→ **OBJECTIVE**: Copy the data exactly; pictures stay out of the copy.

→ **DATASET ROWS**:
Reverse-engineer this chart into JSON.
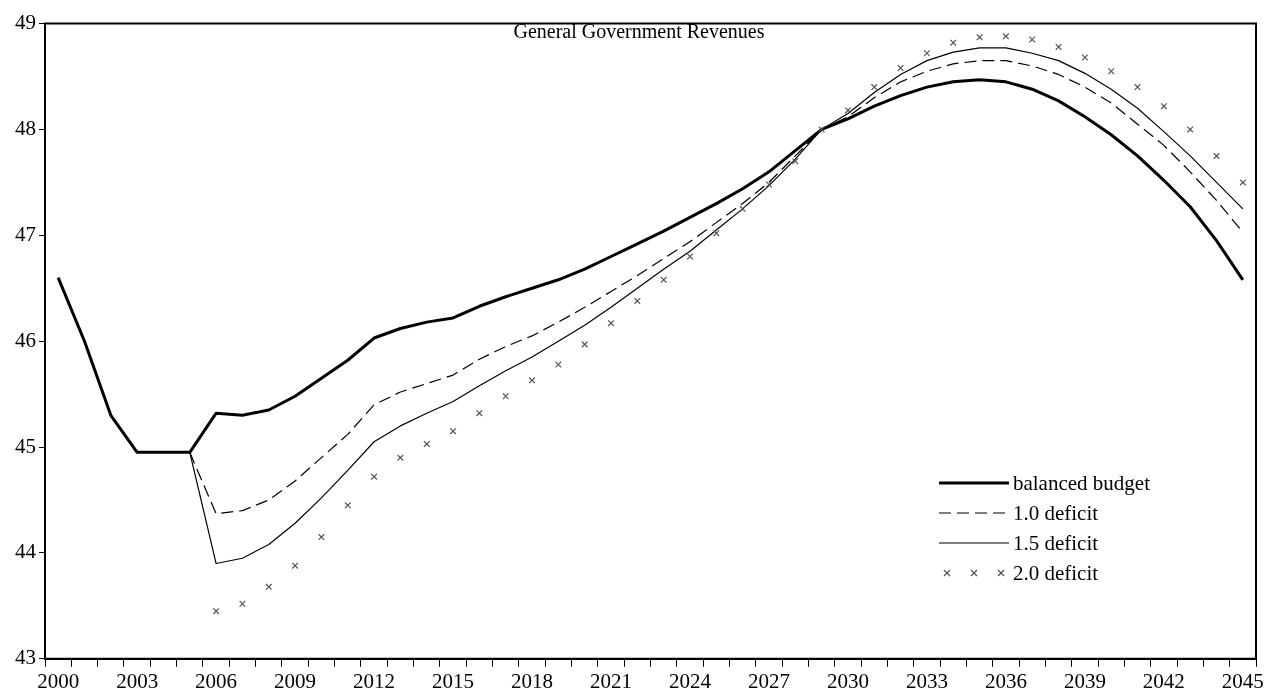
{
  "chart_data": {
    "type": "line",
    "title": "General Government Revenues",
    "categories": [
      "2000",
      null,
      null,
      "2003",
      null,
      null,
      "2006",
      null,
      null,
      "2009",
      null,
      null,
      "2012",
      null,
      null,
      "2015",
      null,
      null,
      "2018",
      null,
      null,
      "2021",
      null,
      null,
      "2024",
      null,
      null,
      "2027",
      null,
      null,
      "2030",
      null,
      null,
      "2033",
      null,
      null,
      "2036",
      null,
      null,
      "2039",
      null,
      null,
      "2042",
      null,
      null,
      "2045"
    ],
    "series": [
      {
        "name": "balanced budget",
        "color": "#000000",
        "line_style": "solid",
        "values": [
          46.6,
          46.0,
          45.3,
          44.95,
          44.95,
          44.95,
          45.32,
          45.3,
          45.35,
          45.48,
          45.65,
          45.82,
          46.03,
          46.12,
          46.18,
          46.22,
          46.33,
          46.42,
          46.5,
          46.58,
          46.68,
          46.8,
          46.92,
          47.04,
          47.17,
          47.3,
          47.44,
          47.6,
          47.8,
          48.0,
          48.1,
          48.22,
          48.32,
          48.4,
          48.45,
          48.47,
          48.45,
          48.38,
          48.27,
          48.12,
          47.95,
          47.75,
          47.52,
          47.27,
          46.95,
          46.58
        ]
      },
      {
        "name": "1.0 deficit",
        "color": "#000000",
        "line_style": "dashed",
        "values": [
          null,
          null,
          null,
          null,
          null,
          44.95,
          44.37,
          44.4,
          44.5,
          44.68,
          44.9,
          45.12,
          45.4,
          45.52,
          45.6,
          45.68,
          45.83,
          45.95,
          46.05,
          46.18,
          46.32,
          46.47,
          46.62,
          46.78,
          46.94,
          47.12,
          47.3,
          47.5,
          47.75,
          48.0,
          48.12,
          48.3,
          48.45,
          48.55,
          48.62,
          48.65,
          48.65,
          48.6,
          48.52,
          48.4,
          48.25,
          48.05,
          47.85,
          47.6,
          47.33,
          47.03
        ]
      },
      {
        "name": "1.5 deficit",
        "color": "#000000",
        "line_style": "solid",
        "values": [
          null,
          null,
          null,
          null,
          null,
          44.95,
          43.9,
          43.95,
          44.08,
          44.28,
          44.52,
          44.78,
          45.05,
          45.2,
          45.32,
          45.43,
          45.58,
          45.72,
          45.85,
          46.0,
          46.15,
          46.32,
          46.5,
          46.68,
          46.85,
          47.05,
          47.25,
          47.47,
          47.72,
          48.0,
          48.15,
          48.35,
          48.52,
          48.65,
          48.73,
          48.77,
          48.77,
          48.72,
          48.65,
          48.53,
          48.38,
          48.2,
          47.98,
          47.75,
          47.5,
          47.25
        ]
      },
      {
        "name": "2.0 deficit",
        "color": "#555555",
        "type": "scatter",
        "marker": "cross",
        "values": [
          null,
          null,
          null,
          null,
          null,
          null,
          43.45,
          43.52,
          43.68,
          43.88,
          44.15,
          44.45,
          44.72,
          44.9,
          45.03,
          45.15,
          45.32,
          45.48,
          45.63,
          45.78,
          45.97,
          46.17,
          46.38,
          46.58,
          46.8,
          47.02,
          47.25,
          47.48,
          47.7,
          48.0,
          48.18,
          48.4,
          48.58,
          48.72,
          48.82,
          48.87,
          48.88,
          48.85,
          48.78,
          48.68,
          48.55,
          48.4,
          48.22,
          48.0,
          47.75,
          47.5
        ]
      }
    ],
    "ylim": [
      43,
      49
    ],
    "yticks": [
      43,
      44,
      45,
      46,
      47,
      48,
      49
    ],
    "grid": false,
    "legend": "bottom right"
  }
}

→ **RESPONSE**:
Reverse-engineer this chart into JSON.
{
  "chart_data": {
    "type": "line",
    "title": "General Government Revenues",
    "categories": [
      "2000",
      null,
      null,
      "2003",
      null,
      null,
      "2006",
      null,
      null,
      "2009",
      null,
      null,
      "2012",
      null,
      null,
      "2015",
      null,
      null,
      "2018",
      null,
      null,
      "2021",
      null,
      null,
      "2024",
      null,
      null,
      "2027",
      null,
      null,
      "2030",
      null,
      null,
      "2033",
      null,
      null,
      "2036",
      null,
      null,
      "2039",
      null,
      null,
      "2042",
      null,
      null,
      "2045"
    ],
    "series": [
      {
        "name": "balanced budget",
        "color": "#000000",
        "line_style": "solid",
        "values": [
          46.6,
          46.0,
          45.3,
          44.95,
          44.95,
          44.95,
          45.32,
          45.3,
          45.35,
          45.48,
          45.65,
          45.82,
          46.03,
          46.12,
          46.18,
          46.22,
          46.33,
          46.42,
          46.5,
          46.58,
          46.68,
          46.8,
          46.92,
          47.04,
          47.17,
          47.3,
          47.44,
          47.6,
          47.8,
          48.0,
          48.1,
          48.22,
          48.32,
          48.4,
          48.45,
          48.47,
          48.45,
          48.38,
          48.27,
          48.12,
          47.95,
          47.75,
          47.52,
          47.27,
          46.95,
          46.58
        ]
      },
      {
        "name": "1.0 deficit",
        "color": "#000000",
        "line_style": "dashed",
        "values": [
          null,
          null,
          null,
          null,
          null,
          44.95,
          44.37,
          44.4,
          44.5,
          44.68,
          44.9,
          45.12,
          45.4,
          45.52,
          45.6,
          45.68,
          45.83,
          45.95,
          46.05,
          46.18,
          46.32,
          46.47,
          46.62,
          46.78,
          46.94,
          47.12,
          47.3,
          47.5,
          47.75,
          48.0,
          48.12,
          48.3,
          48.45,
          48.55,
          48.62,
          48.65,
          48.65,
          48.6,
          48.52,
          48.4,
          48.25,
          48.05,
          47.85,
          47.6,
          47.33,
          47.03
        ]
      },
      {
        "name": "1.5 deficit",
        "color": "#000000",
        "line_style": "solid",
        "values": [
          null,
          null,
          null,
          null,
          null,
          44.95,
          43.9,
          43.95,
          44.08,
          44.28,
          44.52,
          44.78,
          45.05,
          45.2,
          45.32,
          45.43,
          45.58,
          45.72,
          45.85,
          46.0,
          46.15,
          46.32,
          46.5,
          46.68,
          46.85,
          47.05,
          47.25,
          47.47,
          47.72,
          48.0,
          48.15,
          48.35,
          48.52,
          48.65,
          48.73,
          48.77,
          48.77,
          48.72,
          48.65,
          48.53,
          48.38,
          48.2,
          47.98,
          47.75,
          47.5,
          47.25
        ]
      },
      {
        "name": "2.0 deficit",
        "color": "#555555",
        "type": "scatter",
        "marker": "cross",
        "values": [
          null,
          null,
          null,
          null,
          null,
          null,
          43.45,
          43.52,
          43.68,
          43.88,
          44.15,
          44.45,
          44.72,
          44.9,
          45.03,
          45.15,
          45.32,
          45.48,
          45.63,
          45.78,
          45.97,
          46.17,
          46.38,
          46.58,
          46.8,
          47.02,
          47.25,
          47.48,
          47.7,
          48.0,
          48.18,
          48.4,
          48.58,
          48.72,
          48.82,
          48.87,
          48.88,
          48.85,
          48.78,
          48.68,
          48.55,
          48.4,
          48.22,
          48.0,
          47.75,
          47.5
        ]
      }
    ],
    "ylim": [
      43,
      49
    ],
    "yticks": [
      43,
      44,
      45,
      46,
      47,
      48,
      49
    ],
    "grid": false,
    "legend": "bottom right"
  }
}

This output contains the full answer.